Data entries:
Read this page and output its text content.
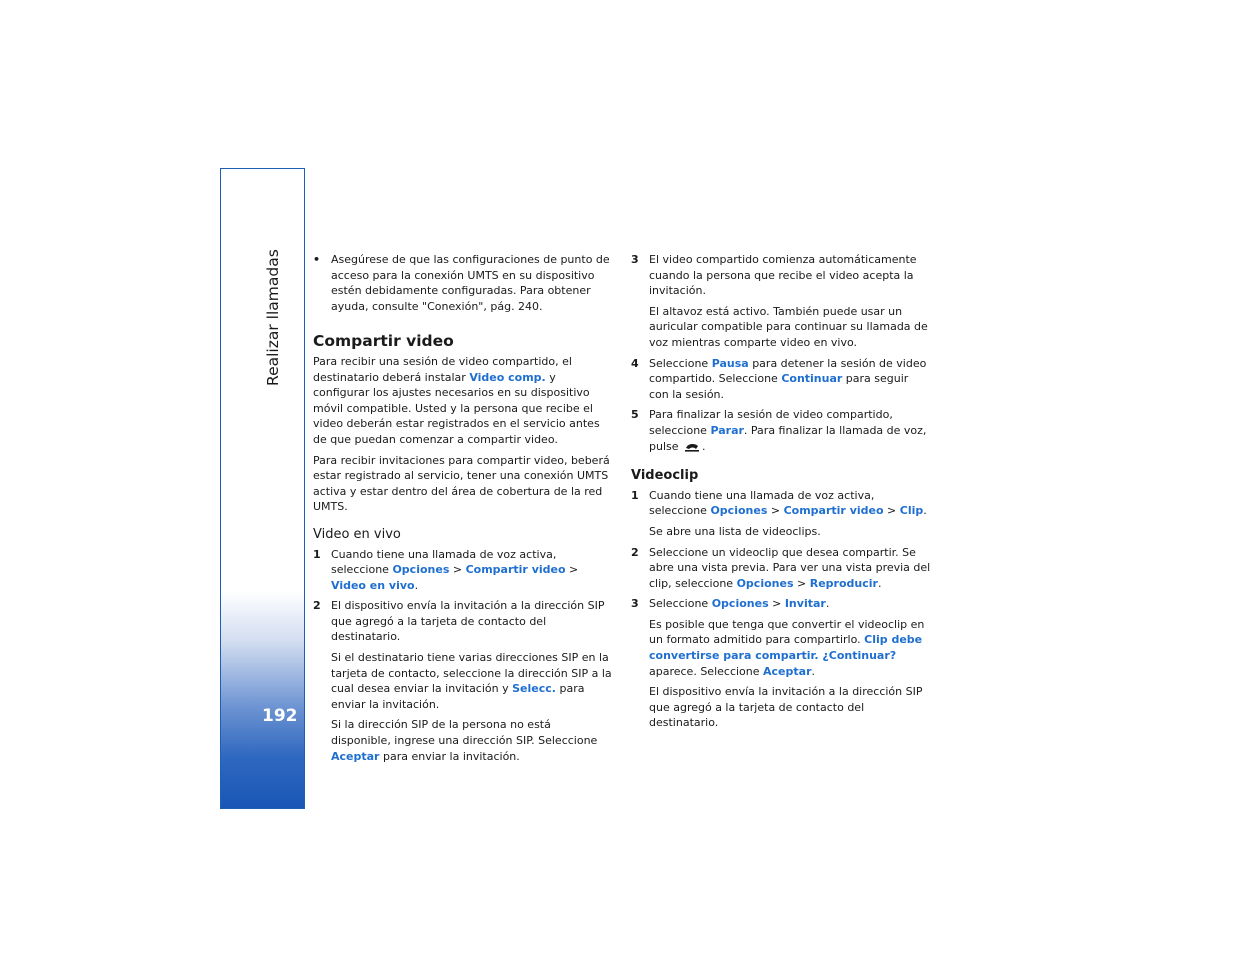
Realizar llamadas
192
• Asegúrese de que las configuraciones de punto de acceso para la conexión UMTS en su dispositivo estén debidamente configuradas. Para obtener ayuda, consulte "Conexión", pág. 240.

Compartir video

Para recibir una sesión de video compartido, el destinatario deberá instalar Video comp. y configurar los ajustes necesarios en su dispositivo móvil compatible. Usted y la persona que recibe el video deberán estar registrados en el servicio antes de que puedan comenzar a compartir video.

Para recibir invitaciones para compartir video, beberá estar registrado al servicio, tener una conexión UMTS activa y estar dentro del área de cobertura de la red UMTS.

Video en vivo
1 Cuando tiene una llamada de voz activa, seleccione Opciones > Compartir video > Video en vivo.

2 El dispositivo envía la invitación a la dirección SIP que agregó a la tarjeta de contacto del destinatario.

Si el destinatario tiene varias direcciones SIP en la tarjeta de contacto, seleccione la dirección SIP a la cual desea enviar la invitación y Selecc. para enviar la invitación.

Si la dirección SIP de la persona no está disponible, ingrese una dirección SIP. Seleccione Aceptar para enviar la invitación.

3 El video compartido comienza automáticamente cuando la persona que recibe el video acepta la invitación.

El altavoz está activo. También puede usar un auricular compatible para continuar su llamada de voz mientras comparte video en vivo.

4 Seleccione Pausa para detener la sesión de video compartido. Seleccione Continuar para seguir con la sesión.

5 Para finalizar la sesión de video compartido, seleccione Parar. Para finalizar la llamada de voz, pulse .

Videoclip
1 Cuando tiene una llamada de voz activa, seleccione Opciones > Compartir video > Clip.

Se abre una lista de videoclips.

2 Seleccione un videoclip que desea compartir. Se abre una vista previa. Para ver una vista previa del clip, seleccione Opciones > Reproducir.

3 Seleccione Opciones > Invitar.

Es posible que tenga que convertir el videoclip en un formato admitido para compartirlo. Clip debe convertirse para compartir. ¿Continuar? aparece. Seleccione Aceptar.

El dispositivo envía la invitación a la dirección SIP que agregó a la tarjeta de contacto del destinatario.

Exercise prompt
Your copy of the data above should match it exactly, except that pictures are left out.

Answer to the exercise
Read this page and output its text content.
Realizar llamadas
192
• Asegúrese de que las configuraciones de punto de acceso para la conexión UMTS en su dispositivo estén debidamente configuradas. Para obtener ayuda, consulte "Conexión", pág. 240.

Compartir video

Para recibir una sesión de video compartido, el destinatario deberá instalar Video comp. y configurar los ajustes necesarios en su dispositivo móvil compatible. Usted y la persona que recibe el video deberán estar registrados en el servicio antes de que puedan comenzar a compartir video.

Para recibir invitaciones para compartir video, beberá estar registrado al servicio, tener una conexión UMTS activa y estar dentro del área de cobertura de la red UMTS.

Video en vivo
1 Cuando tiene una llamada de voz activa, seleccione Opciones > Compartir video > Video en vivo.

2 El dispositivo envía la invitación a la dirección SIP que agregó a la tarjeta de contacto del destinatario.

Si el destinatario tiene varias direcciones SIP en la tarjeta de contacto, seleccione la dirección SIP a la cual desea enviar la invitación y Selecc. para enviar la invitación.

Si la dirección SIP de la persona no está disponible, ingrese una dirección SIP. Seleccione Aceptar para enviar la invitación.

3 El video compartido comienza automáticamente cuando la persona que recibe el video acepta la invitación.

El altavoz está activo. También puede usar un auricular compatible para continuar su llamada de voz mientras comparte video en vivo.

4 Seleccione Pausa para detener la sesión de video compartido. Seleccione Continuar para seguir con la sesión.

5 Para finalizar la sesión de video compartido, seleccione Parar. Para finalizar la llamada de voz, pulse .

Videoclip
1 Cuando tiene una llamada de voz activa, seleccione Opciones > Compartir video > Clip.

Se abre una lista de videoclips.

2 Seleccione un videoclip que desea compartir. Se abre una vista previa. Para ver una vista previa del clip, seleccione Opciones > Reproducir.

3 Seleccione Opciones > Invitar.

Es posible que tenga que convertir el videoclip en un formato admitido para compartirlo. Clip debe convertirse para compartir. ¿Continuar? aparece. Seleccione Aceptar.

El dispositivo envía la invitación a la dirección SIP que agregó a la tarjeta de contacto del destinatario.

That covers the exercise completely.